WHAT IS REQUIRED → Find the string "into" in the entries and copy each line that has it.

--- Start MATERIAL SHOWN ---

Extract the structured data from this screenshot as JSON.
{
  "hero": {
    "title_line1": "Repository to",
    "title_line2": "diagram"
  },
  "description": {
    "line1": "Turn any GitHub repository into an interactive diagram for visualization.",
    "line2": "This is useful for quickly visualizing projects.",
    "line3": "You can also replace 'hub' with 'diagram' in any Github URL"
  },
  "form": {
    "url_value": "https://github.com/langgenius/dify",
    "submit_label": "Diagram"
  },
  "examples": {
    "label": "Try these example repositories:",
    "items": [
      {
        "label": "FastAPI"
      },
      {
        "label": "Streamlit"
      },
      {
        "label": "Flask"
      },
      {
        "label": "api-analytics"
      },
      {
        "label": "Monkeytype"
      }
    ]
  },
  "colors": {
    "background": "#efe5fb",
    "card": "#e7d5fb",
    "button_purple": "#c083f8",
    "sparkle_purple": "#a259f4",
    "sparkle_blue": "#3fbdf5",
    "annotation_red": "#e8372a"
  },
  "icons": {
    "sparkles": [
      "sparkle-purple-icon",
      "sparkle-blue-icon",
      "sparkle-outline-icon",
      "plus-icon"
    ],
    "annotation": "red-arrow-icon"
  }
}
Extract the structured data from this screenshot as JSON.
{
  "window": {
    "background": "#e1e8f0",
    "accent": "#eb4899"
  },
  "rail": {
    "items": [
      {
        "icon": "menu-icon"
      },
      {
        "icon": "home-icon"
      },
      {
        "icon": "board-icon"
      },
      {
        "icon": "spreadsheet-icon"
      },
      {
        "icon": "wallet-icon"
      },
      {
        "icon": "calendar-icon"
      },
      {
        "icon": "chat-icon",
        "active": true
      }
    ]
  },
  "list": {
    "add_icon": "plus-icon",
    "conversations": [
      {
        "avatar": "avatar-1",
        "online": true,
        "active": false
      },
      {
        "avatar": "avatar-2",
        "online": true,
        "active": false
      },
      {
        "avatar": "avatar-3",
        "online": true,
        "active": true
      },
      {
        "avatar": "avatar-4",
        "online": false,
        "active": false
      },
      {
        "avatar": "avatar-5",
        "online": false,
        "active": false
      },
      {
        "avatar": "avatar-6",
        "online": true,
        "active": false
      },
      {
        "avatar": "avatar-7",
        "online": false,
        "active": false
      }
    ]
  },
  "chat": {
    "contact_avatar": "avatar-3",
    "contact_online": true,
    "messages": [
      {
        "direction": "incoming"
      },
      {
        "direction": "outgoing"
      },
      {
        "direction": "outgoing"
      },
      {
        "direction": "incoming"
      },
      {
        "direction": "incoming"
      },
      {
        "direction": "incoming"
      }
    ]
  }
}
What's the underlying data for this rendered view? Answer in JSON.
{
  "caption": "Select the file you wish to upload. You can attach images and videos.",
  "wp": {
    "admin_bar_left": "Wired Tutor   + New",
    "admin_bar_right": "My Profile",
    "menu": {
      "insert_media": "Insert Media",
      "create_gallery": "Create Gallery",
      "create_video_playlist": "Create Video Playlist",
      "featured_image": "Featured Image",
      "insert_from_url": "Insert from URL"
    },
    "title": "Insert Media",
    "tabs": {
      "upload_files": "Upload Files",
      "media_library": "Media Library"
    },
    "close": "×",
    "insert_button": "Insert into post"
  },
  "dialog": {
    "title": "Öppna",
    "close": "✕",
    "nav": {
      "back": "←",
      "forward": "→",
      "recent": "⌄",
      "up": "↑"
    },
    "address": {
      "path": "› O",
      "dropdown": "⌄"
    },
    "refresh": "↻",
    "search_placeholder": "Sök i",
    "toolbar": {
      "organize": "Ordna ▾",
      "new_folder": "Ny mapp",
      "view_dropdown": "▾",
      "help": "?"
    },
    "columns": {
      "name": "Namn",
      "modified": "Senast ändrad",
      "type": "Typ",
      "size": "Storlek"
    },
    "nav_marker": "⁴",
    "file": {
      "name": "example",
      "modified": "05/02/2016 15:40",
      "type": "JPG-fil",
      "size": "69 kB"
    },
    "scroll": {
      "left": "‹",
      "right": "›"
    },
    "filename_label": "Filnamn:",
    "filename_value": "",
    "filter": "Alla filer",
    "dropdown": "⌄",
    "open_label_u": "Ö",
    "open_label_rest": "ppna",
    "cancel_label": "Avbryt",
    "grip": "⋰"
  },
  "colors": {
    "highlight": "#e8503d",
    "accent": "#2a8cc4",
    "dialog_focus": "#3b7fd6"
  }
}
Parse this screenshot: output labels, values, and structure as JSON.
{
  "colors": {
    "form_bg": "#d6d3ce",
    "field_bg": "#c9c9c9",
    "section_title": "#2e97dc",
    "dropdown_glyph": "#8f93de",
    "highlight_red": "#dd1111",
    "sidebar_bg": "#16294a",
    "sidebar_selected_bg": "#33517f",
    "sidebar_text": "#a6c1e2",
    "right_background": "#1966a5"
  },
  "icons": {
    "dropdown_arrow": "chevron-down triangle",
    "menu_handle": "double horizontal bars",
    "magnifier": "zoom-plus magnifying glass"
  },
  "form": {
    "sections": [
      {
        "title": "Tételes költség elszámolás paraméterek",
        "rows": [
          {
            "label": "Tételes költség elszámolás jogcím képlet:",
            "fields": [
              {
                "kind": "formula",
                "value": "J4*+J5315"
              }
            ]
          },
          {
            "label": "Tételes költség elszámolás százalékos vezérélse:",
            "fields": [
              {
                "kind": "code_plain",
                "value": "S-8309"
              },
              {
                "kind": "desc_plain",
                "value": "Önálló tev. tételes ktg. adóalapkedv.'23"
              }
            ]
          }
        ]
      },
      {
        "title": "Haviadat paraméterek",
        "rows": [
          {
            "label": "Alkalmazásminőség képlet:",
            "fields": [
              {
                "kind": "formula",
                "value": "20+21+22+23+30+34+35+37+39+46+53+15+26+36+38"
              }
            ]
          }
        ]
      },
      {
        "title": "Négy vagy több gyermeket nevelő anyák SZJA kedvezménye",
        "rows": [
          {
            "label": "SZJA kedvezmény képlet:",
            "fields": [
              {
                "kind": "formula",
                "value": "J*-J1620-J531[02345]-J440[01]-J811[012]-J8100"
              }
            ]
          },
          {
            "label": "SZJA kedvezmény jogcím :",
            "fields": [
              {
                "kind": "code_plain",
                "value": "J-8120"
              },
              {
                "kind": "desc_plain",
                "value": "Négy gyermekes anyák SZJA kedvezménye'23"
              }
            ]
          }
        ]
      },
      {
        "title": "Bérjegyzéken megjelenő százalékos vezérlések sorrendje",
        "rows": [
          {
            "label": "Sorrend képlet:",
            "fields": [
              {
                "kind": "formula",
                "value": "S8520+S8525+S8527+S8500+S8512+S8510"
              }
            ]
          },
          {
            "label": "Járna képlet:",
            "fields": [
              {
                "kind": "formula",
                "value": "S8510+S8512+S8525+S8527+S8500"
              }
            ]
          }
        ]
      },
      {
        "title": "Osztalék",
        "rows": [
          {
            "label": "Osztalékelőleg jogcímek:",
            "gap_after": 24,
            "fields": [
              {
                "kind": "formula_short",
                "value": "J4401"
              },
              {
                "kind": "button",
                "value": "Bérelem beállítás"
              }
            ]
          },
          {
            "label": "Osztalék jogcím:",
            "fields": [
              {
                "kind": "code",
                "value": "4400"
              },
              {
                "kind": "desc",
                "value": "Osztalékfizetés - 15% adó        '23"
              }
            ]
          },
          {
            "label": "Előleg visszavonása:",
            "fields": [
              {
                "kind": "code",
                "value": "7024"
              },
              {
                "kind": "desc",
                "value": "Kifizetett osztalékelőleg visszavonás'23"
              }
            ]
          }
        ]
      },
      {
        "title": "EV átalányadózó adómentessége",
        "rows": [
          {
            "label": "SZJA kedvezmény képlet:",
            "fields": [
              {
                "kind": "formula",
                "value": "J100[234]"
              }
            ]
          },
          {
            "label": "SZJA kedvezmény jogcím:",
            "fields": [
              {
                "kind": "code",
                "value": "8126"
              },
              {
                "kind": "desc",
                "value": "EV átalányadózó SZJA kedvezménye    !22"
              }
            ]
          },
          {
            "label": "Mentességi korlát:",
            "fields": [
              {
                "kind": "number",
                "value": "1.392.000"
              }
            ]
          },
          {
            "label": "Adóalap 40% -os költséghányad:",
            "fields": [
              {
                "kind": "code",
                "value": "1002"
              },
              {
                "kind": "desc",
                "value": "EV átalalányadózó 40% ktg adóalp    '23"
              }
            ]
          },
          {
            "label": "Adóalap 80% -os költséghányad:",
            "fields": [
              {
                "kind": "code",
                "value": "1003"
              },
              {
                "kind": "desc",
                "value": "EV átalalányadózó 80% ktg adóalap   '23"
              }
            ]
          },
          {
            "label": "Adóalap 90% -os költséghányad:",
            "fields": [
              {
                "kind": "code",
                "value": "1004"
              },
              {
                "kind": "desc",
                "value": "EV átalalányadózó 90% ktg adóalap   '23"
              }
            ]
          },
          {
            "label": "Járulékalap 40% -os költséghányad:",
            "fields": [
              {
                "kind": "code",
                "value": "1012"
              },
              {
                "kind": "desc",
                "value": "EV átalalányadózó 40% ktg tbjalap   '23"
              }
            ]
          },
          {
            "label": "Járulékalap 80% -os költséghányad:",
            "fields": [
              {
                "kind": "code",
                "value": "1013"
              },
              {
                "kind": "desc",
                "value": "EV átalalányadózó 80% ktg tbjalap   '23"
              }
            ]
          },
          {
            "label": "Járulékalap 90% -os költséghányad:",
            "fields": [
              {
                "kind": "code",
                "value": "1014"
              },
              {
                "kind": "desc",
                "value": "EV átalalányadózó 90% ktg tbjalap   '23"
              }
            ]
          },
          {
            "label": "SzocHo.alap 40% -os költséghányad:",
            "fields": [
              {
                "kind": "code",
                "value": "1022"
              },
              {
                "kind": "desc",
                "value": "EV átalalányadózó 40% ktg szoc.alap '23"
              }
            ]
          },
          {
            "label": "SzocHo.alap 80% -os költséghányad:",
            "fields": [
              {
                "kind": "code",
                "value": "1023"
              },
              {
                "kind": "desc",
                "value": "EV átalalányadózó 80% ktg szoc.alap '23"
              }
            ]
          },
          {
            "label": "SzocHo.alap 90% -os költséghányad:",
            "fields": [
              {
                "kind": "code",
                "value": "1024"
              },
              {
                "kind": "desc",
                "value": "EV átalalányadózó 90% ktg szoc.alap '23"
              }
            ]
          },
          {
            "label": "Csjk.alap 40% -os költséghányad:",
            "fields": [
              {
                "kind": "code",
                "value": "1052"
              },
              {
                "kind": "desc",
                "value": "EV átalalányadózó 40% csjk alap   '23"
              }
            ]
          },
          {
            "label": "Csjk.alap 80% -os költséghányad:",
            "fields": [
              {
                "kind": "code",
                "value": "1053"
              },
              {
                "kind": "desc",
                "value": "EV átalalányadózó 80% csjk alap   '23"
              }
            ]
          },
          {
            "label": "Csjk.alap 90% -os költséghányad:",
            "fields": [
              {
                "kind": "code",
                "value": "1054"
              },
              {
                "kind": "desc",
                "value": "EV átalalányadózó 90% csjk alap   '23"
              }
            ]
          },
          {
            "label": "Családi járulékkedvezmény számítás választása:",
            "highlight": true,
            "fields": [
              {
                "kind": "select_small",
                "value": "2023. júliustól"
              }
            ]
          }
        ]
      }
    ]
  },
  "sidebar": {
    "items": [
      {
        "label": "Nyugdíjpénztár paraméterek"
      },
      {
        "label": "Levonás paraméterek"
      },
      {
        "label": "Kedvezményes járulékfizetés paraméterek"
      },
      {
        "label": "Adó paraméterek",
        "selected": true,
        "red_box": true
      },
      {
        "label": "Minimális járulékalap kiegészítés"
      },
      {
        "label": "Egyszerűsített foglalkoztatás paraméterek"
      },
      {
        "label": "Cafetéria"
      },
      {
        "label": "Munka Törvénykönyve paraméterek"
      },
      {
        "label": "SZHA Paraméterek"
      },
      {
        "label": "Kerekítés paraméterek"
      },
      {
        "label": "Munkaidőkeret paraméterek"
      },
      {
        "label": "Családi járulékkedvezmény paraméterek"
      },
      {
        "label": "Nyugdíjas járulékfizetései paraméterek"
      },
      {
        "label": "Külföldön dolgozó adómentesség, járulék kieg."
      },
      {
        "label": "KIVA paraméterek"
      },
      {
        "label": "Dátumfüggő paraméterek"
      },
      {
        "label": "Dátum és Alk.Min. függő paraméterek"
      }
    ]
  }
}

--- End MATERIAL SHOWN ---

THE SOLUTION →
    "line1": "Turn any GitHub repository into an interactive diagram for visualization.",
    "insert_button": "Insert into post"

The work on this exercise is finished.